TASK DESCRIPTION: Print all the data, keeping every line exactly as it is.

>>>>>

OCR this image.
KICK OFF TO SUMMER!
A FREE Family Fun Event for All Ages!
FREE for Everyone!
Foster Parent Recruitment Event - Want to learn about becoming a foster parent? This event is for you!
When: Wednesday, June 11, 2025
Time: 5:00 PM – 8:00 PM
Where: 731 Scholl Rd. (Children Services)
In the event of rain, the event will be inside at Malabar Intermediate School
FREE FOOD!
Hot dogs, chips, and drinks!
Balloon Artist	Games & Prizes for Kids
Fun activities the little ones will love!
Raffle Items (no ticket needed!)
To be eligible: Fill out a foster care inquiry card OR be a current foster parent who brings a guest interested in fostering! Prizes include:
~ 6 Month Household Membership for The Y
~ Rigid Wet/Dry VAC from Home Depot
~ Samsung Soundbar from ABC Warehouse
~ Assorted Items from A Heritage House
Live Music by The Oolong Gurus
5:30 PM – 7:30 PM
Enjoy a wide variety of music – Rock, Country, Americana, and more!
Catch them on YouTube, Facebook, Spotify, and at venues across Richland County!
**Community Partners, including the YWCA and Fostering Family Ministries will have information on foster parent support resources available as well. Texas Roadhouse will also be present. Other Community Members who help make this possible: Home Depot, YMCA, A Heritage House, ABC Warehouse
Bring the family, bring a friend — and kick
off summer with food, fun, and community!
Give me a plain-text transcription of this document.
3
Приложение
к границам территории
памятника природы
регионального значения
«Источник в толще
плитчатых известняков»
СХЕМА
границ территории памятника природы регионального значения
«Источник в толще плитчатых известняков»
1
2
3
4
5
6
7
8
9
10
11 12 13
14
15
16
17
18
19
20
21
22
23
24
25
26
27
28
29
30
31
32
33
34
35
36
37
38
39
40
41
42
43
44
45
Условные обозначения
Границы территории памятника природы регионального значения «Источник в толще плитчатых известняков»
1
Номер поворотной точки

<<<<<

IN RESPONSE:
OCR this image.
KICK OFF TO SUMMER!
A FREE Family Fun Event for All Ages!
FREE for Everyone!
Foster Parent Recruitment Event - Want to learn about becoming a foster parent? This event is for you!
When: Wednesday, June 11, 2025
Time: 5:00 PM – 8:00 PM
Where: 731 Scholl Rd. (Children Services)
In the event of rain, the event will be inside at Malabar Intermediate School
FREE FOOD!
Hot dogs, chips, and drinks!
Balloon Artist	Games & Prizes for Kids
Fun activities the little ones will love!
Raffle Items (no ticket needed!)
To be eligible: Fill out a foster care inquiry card OR be a current foster parent who brings a guest interested in fostering! Prizes include:
~ 6 Month Household Membership for The Y
~ Rigid Wet/Dry VAC from Home Depot
~ Samsung Soundbar from ABC Warehouse
~ Assorted Items from A Heritage House
Live Music by The Oolong Gurus
5:30 PM – 7:30 PM
Enjoy a wide variety of music – Rock, Country, Americana, and more!
Catch them on YouTube, Facebook, Spotify, and at venues across Richland County!
**Community Partners, including the YWCA and Fostering Family Ministries will have information on foster parent support resources available as well. Texas Roadhouse will also be present. Other Community Members who help make this possible: Home Depot, YMCA, A Heritage House, ABC Warehouse
Bring the family, bring a friend — and kick
off summer with food, fun, and community!
Give me a plain-text transcription of this document.
3
Приложение
к границам территории
памятника природы
регионального значения
«Источник в толще
плитчатых известняков»
СХЕМА
границ территории памятника природы регионального значения
«Источник в толще плитчатых известняков»
1
2
3
4
5
6
7
8
9
10
11 12 13
14
15
16
17
18
19
20
21
22
23
24
25
26
27
28
29
30
31
32
33
34
35
36
37
38
39
40
41
42
43
44
45
Условные обозначения
Границы территории памятника природы регионального значения «Источник в толще плитчатых известняков»
1
Номер поворотной точки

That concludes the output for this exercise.